#### OBJETIVO 1:
Responde con base en el texto sobre la caricatura en la política:
(a) ¿En qué café desayunaban?
(b) ¿Con qué lugar compara Miguel Bosé a Cuba?
(c) Según la pregunta de Esperanza Aguirre, ¿cuántos años lleva la dictadura cubana?
#### OBJETIVO 2:
Prosigue el texto sobre la caricatura en la política a partir de su última oración.

#### TEXTO PROPORCIONADO:
============

Con la política, las cosas se simplifican o se disfrazan no para hacerse más accesibles

"Es que, si te fijas", me dice, mientras desayunábamos hace un rato en el Café Comercial, "en este mundo no existen las caras, sino sólo las caricaturas, o los discursos, que son la caricatura del habla, ¿no crees?". Y con esa costumbre suya de saltar de un tema a otro, de pronto está hablando de Miguel Bosé, de Esperanza Aguirre, de Cuba y de Willy Toledo. "¿Qué es Cuba? No es un país, sino una caricatura, empezando por Fidel Castro, que cuando aún se tenía en pie se dedicaba a fotografiarse con los turistas como si fuera el pato Donald. Y como la dictadura hereditaria de los Castro es una caricatura, todo el mundo habla de ella como si describiese un tebeo. Va Willy Toledo y mete la cuchara en la sopa equivocada, y le sueltan los perros, como quien dice. Va Miguel Bosé y compara Cuba con Valencia, y se le viene encima Esperanza Aguirre: '¿Pero cómo se puede no condenar la dictadura cubana que en estos momentos lleva ya 51 años?', se pregunta, con más razón que una santa, pero luego coge el bolígrafo y se entrega a la caricatura: 'Ya se sabe lo que opinan todos éstos de la ceja".

============

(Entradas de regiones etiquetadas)
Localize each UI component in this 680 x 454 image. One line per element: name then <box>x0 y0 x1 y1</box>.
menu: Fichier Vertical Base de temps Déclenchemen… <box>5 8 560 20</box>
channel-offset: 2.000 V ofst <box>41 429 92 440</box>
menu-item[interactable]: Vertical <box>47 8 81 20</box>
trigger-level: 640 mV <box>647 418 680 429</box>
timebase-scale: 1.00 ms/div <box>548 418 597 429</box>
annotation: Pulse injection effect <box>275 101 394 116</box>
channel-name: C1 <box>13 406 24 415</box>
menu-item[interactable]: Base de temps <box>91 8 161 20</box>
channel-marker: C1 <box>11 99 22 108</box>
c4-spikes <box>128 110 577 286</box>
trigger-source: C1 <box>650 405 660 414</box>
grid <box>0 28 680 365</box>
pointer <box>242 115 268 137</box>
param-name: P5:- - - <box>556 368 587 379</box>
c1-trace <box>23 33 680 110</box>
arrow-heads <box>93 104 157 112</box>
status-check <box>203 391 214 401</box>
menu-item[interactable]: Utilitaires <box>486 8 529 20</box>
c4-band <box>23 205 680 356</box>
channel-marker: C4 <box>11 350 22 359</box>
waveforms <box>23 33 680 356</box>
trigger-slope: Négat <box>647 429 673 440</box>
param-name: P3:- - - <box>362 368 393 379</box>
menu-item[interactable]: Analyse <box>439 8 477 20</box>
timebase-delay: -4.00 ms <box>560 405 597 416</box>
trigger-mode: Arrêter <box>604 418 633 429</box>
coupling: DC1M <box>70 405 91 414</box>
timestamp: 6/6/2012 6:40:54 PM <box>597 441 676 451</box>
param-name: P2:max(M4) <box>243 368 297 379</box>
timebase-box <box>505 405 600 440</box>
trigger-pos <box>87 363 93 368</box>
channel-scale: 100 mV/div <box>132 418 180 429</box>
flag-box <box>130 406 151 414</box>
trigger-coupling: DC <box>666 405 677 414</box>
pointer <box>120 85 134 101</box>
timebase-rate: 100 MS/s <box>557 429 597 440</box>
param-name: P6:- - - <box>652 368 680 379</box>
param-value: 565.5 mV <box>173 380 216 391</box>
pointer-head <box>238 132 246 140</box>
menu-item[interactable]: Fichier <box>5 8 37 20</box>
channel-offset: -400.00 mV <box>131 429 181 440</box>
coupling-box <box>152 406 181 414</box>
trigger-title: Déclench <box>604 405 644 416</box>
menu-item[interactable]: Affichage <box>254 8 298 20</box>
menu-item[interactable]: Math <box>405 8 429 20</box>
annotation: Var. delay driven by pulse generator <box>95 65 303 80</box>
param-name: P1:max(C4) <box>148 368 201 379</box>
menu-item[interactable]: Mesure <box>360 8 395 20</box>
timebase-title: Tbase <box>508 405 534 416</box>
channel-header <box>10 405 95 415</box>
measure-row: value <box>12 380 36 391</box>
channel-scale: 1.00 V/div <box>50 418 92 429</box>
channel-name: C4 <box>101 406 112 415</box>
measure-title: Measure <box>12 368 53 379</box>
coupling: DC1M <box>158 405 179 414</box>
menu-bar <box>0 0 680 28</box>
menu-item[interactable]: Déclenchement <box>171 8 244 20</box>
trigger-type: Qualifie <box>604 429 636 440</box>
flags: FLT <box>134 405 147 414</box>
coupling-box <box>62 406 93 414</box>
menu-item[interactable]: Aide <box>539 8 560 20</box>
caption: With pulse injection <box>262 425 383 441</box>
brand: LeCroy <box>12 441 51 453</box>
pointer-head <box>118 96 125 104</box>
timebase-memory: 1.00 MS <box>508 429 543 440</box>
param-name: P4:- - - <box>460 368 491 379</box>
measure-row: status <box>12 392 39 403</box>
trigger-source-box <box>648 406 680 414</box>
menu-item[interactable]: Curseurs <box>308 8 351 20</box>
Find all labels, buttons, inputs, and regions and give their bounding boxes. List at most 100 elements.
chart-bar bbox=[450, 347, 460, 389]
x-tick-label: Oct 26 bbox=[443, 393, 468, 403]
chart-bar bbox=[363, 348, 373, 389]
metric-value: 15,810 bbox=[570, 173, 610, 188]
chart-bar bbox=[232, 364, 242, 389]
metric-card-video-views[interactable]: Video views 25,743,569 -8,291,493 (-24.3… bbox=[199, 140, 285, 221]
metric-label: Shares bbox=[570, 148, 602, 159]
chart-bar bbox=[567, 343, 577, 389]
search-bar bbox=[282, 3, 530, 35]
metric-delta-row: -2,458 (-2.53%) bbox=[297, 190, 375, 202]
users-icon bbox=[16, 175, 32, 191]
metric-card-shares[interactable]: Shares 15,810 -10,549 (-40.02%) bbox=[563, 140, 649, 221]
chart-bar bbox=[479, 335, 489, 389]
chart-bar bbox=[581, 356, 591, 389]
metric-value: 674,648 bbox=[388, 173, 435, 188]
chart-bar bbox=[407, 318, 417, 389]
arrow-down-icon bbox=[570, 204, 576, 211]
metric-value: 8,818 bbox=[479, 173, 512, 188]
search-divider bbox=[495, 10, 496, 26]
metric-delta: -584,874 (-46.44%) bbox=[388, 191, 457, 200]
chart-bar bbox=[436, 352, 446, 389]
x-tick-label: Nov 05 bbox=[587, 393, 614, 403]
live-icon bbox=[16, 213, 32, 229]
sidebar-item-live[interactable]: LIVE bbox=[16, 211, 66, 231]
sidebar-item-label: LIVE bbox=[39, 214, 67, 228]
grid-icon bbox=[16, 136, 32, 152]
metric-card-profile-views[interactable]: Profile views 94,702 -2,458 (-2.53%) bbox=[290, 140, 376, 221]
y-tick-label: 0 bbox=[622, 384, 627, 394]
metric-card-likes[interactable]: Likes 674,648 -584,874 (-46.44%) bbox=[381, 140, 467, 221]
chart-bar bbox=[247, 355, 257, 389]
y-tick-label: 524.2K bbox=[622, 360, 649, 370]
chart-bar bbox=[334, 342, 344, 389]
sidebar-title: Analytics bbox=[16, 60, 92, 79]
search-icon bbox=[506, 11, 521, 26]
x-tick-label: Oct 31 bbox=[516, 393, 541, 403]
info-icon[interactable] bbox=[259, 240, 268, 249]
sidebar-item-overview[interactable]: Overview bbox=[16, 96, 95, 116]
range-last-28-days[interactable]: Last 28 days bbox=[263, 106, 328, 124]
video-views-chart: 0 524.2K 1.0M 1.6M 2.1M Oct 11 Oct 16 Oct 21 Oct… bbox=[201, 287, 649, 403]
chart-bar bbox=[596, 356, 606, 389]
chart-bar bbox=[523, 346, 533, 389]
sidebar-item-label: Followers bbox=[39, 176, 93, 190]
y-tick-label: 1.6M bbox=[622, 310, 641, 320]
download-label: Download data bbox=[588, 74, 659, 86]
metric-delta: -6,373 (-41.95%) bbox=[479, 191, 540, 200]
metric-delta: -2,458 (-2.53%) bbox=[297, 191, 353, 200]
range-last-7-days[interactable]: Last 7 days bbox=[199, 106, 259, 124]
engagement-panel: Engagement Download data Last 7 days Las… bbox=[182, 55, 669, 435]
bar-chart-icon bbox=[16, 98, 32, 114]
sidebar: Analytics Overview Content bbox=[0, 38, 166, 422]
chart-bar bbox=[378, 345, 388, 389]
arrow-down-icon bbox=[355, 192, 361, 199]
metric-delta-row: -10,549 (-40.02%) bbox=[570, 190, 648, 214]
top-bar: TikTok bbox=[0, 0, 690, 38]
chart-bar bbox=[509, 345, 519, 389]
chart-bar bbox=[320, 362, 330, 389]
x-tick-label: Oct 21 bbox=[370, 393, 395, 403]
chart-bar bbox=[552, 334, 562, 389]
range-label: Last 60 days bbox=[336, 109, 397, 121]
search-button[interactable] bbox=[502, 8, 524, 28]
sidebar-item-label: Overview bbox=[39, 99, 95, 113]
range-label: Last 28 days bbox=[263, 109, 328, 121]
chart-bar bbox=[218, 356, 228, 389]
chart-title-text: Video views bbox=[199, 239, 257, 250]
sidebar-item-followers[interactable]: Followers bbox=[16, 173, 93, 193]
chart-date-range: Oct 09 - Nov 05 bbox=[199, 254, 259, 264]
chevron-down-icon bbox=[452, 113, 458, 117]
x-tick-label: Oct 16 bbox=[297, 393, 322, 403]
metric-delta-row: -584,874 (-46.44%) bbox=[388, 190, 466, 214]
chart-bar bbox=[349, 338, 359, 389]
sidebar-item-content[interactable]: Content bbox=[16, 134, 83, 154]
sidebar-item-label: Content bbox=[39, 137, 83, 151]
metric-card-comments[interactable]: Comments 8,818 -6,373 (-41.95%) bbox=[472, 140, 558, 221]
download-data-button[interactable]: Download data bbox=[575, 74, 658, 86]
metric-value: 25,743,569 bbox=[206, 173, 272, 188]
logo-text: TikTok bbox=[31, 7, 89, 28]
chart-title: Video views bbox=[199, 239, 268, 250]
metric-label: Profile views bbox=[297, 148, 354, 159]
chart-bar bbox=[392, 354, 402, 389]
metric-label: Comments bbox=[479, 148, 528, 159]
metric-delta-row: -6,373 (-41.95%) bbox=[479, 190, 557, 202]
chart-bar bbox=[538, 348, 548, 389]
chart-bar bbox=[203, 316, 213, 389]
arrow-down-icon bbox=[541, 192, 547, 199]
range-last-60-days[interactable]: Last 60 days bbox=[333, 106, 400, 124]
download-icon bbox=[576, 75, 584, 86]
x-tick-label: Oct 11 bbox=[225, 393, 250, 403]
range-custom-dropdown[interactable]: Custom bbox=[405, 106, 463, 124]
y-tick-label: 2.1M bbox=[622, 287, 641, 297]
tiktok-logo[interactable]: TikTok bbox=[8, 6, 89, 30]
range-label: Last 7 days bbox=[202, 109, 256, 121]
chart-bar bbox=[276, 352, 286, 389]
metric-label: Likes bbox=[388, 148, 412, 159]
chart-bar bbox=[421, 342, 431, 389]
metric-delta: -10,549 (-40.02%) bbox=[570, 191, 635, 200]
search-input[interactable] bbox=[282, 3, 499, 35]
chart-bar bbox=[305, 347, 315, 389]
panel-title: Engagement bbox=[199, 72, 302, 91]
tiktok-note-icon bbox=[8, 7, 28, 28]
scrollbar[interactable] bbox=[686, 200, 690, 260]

============

#### RESPUESTA ESPERADA 1:
(a) Desayunaban en el Café Comercial.
(b) Miguel Bosé compara Cuba con Valencia.
(c) La dictadura cubana lleva ya 51 años.

#### RESPUESTA ESPERADA 2:
Un problema, sin duda, ése de la tendencia a la caricatura que nos rodea, porque si cuando ves un dibujo de Sciammarella lo que ocurre es que tienes la impresión de que te han abierto las famosas puertas de la percepción; o si al ver ese Bob Dylan que la otra noche estaba disfrazado de Cate Blanchet en los cines Renoir entiendes que la cultura es una forma de resurrección que puede devolver a este lado del más allá todo lo que decide salvar del tiempo y del olvido; con la política pasa justo lo contrario, que las cosas se simplifican o se disfrazan no para hacerse más accesibles, sino para meterle otra curva al laberinto. Qué buena es la exposición de Sciammarella, tanto que por algún motivo, mientras Juan Urbano le buscaba a sus dibujos el centro, ese lugar en el que el personaje que representan se hace él por extensión, se acordó de esa línea prodigiosa con la que su compatriota Borges describe a alguien que acaba de recibir un disparo: primero cayó el vaso, después el hombre entero.